* Work to complete
Write out each line word for word. Drop pictures.

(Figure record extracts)
┄┄┄┄┄┄┄┄┄┄┄┄┄┄┄┄┄┄┄┄

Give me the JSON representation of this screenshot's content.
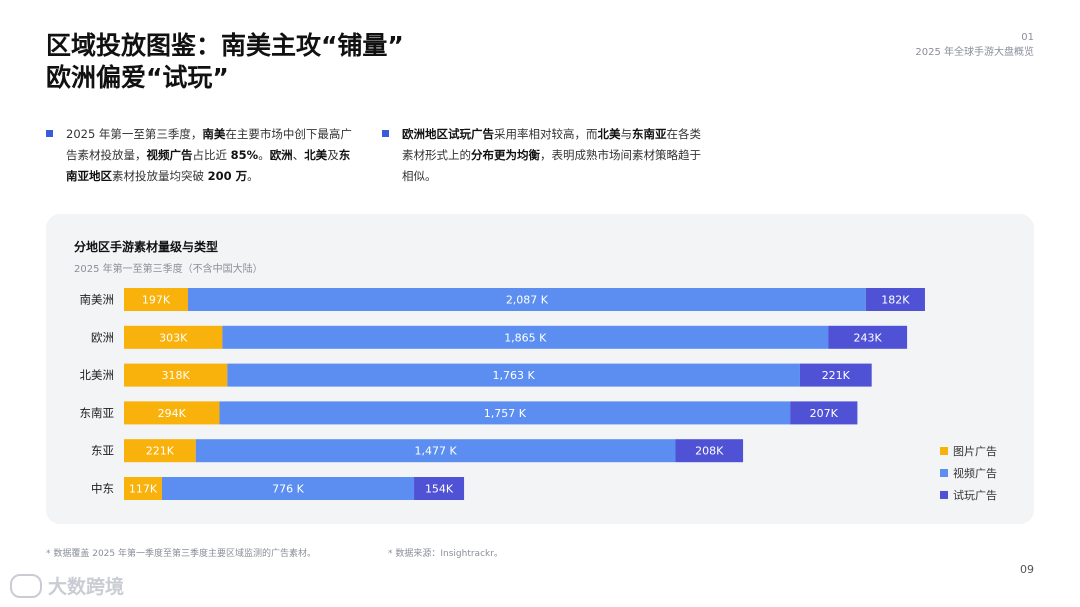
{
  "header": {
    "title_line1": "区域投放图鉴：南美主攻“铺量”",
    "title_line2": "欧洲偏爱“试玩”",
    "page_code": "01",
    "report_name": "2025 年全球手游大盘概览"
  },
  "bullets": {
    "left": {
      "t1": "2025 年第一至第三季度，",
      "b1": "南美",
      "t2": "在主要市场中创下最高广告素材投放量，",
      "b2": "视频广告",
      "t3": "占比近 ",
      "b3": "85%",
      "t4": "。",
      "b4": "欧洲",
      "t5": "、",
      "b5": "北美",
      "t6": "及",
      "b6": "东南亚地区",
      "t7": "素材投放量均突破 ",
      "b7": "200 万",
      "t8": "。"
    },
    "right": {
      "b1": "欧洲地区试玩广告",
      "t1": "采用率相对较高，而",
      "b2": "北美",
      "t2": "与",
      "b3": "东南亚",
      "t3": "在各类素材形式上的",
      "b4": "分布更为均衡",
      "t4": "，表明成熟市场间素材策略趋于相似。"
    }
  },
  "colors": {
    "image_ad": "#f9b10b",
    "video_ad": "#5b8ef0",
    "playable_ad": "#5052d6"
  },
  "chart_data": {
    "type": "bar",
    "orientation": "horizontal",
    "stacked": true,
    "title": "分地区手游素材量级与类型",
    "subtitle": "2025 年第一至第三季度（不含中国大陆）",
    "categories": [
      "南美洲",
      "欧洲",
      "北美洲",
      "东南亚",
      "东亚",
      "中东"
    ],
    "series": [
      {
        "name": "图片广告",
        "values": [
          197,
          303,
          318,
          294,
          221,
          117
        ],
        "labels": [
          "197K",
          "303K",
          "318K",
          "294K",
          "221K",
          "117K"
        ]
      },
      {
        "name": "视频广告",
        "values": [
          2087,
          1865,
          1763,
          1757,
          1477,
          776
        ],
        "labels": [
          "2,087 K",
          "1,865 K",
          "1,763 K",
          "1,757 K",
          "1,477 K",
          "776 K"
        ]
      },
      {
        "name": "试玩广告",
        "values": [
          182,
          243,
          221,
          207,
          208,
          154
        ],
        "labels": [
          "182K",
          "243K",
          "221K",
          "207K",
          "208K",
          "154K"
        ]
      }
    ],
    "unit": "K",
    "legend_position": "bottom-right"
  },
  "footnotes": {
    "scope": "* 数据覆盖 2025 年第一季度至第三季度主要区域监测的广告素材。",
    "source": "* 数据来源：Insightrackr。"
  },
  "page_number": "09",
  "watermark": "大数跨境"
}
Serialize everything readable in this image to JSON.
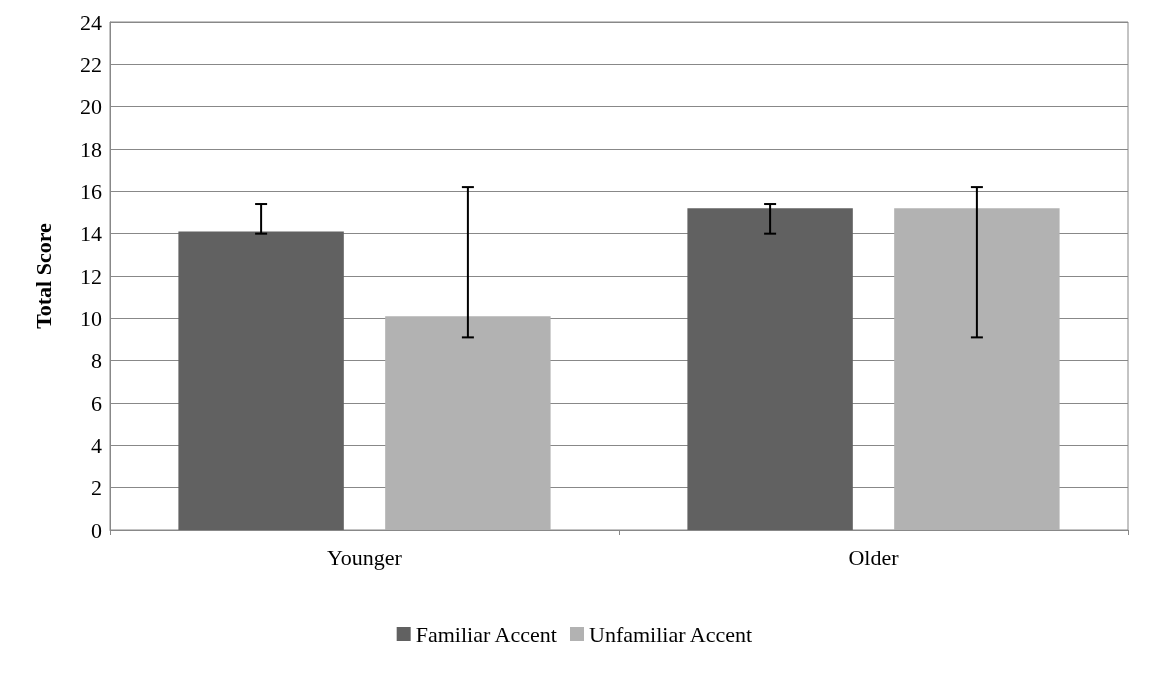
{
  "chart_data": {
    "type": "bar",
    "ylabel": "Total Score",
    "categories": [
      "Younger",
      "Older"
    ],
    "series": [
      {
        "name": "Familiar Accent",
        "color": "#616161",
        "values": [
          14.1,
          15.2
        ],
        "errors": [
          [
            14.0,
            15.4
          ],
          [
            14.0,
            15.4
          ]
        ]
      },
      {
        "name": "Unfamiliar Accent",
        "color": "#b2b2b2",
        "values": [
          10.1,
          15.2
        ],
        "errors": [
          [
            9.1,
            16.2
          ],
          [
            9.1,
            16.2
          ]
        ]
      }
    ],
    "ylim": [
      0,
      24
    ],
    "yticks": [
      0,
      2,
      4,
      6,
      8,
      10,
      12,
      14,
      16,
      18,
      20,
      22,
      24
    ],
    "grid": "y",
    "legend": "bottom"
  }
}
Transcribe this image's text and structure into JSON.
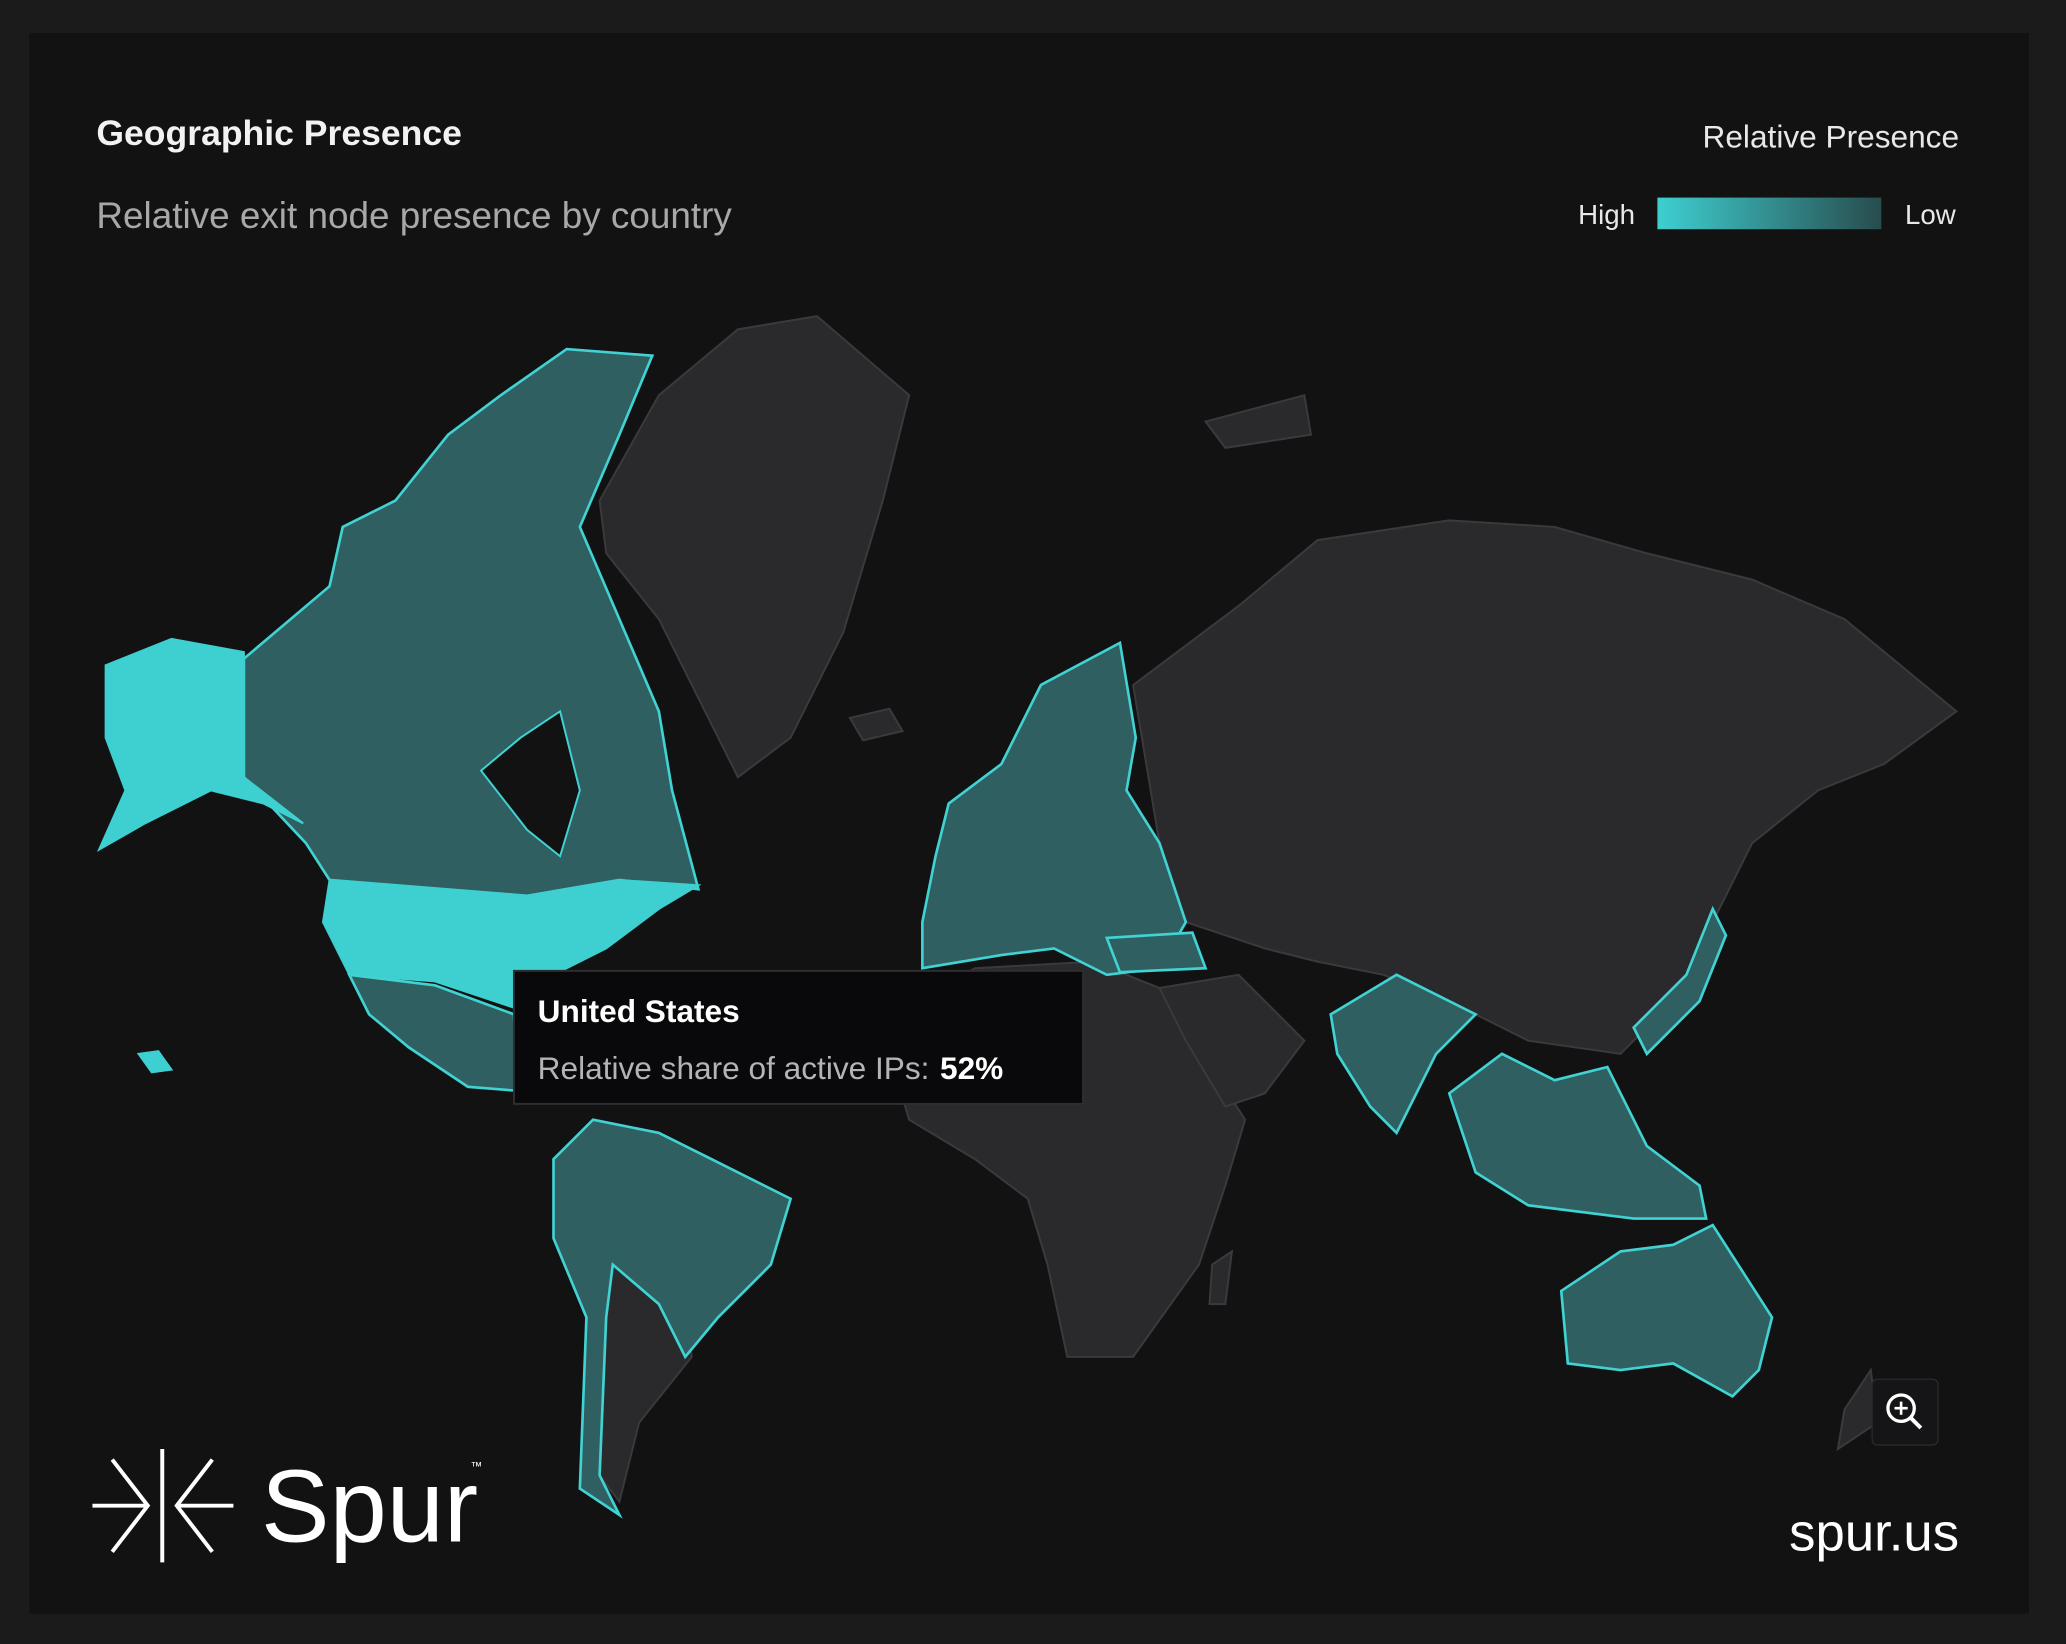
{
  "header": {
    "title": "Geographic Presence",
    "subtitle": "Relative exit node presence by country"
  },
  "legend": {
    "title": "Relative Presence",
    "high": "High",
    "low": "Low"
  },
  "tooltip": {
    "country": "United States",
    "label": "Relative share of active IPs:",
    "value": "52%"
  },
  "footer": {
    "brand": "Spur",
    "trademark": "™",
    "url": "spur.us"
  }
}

┄┄┄┄┄┄┄┄┄┄┄┄┄┄┄┄┄┄┄┄

* Answer to the task
Give me the JSON representation of this screenshot's content.
{
  "header": {
    "title_line1": "区域投放图鉴：南美主攻“铺量”",
    "title_line2": "欧洲偏爱“试玩”",
    "page_code": "01",
    "report_name": "2025 年全球手游大盘概览"
  },
  "bullets": {
    "left": {
      "t1": "2025 年第一至第三季度，",
      "b1": "南美",
      "t2": "在主要市场中创下最高广告素材投放量，",
      "b2": "视频广告",
      "t3": "占比近 ",
      "b3": "85%",
      "t4": "。",
      "b4": "欧洲",
      "t5": "、",
      "b5": "北美",
      "t6": "及",
      "b6": "东南亚地区",
      "t7": "素材投放量均突破 ",
      "b7": "200 万",
      "t8": "。"
    },
    "right": {
      "b1": "欧洲地区试玩广告",
      "t1": "采用率相对较高，而",
      "b2": "北美",
      "t2": "与",
      "b3": "东南亚",
      "t3": "在各类素材形式上的",
      "b4": "分布更为均衡",
      "t4": "，表明成熟市场间素材策略趋于相似。"
    }
  },
  "colors": {
    "image_ad": "#f9b10b",
    "video_ad": "#5b8ef0",
    "playable_ad": "#5052d6"
  },
  "chart_data": {
    "type": "bar",
    "orientation": "horizontal",
    "stacked": true,
    "title": "分地区手游素材量级与类型",
    "subtitle": "2025 年第一至第三季度（不含中国大陆）",
    "categories": [
      "南美洲",
      "欧洲",
      "北美洲",
      "东南亚",
      "东亚",
      "中东"
    ],
    "series": [
      {
        "name": "图片广告",
        "values": [
          197,
          303,
          318,
          294,
          221,
          117
        ],
        "labels": [
          "197K",
          "303K",
          "318K",
          "294K",
          "221K",
          "117K"
        ]
      },
      {
        "name": "视频广告",
        "values": [
          2087,
          1865,
          1763,
          1757,
          1477,
          776
        ],
        "labels": [
          "2,087 K",
          "1,865 K",
          "1,763 K",
          "1,757 K",
          "1,477 K",
          "776 K"
        ]
      },
      {
        "name": "试玩广告",
        "values": [
          182,
          243,
          221,
          207,
          208,
          154
        ],
        "labels": [
          "182K",
          "243K",
          "221K",
          "207K",
          "208K",
          "154K"
        ]
      }
    ],
    "unit": "K",
    "legend_position": "bottom-right"
  },
  "footnotes": {
    "scope": "* 数据覆盖 2025 年第一季度至第三季度主要区域监测的广告素材。",
    "source": "* 数据来源：Insightrackr。"
  },
  "page_number": "09",
  "watermark": "大数跨境"
}
Serialize everything readable in this image to JSON.
{
  "chart_data": {
    "type": "bar",
    "ylabel": "Total Score",
    "categories": [
      "Younger",
      "Older"
    ],
    "series": [
      {
        "name": "Familiar Accent",
        "color": "#616161",
        "values": [
          14.1,
          15.2
        ],
        "errors": [
          [
            14.0,
            15.4
          ],
          [
            14.0,
            15.4
          ]
        ]
      },
      {
        "name": "Unfamiliar Accent",
        "color": "#b2b2b2",
        "values": [
          10.1,
          15.2
        ],
        "errors": [
          [
            9.1,
            16.2
          ],
          [
            9.1,
            16.2
          ]
        ]
      }
    ],
    "ylim": [
      0,
      24
    ],
    "yticks": [
      0,
      2,
      4,
      6,
      8,
      10,
      12,
      14,
      16,
      18,
      20,
      22,
      24
    ],
    "grid": "y",
    "legend": "bottom"
  }
}
Transcribe this image's text and structure into JSON.
{
  "header": {
    "title": "Geographic Presence",
    "subtitle": "Relative exit node presence by country"
  },
  "legend": {
    "title": "Relative Presence",
    "high": "High",
    "low": "Low"
  },
  "tooltip": {
    "country": "United States",
    "label": "Relative share of active IPs:",
    "value": "52%"
  },
  "footer": {
    "brand": "Spur",
    "trademark": "™",
    "url": "spur.us"
  }
}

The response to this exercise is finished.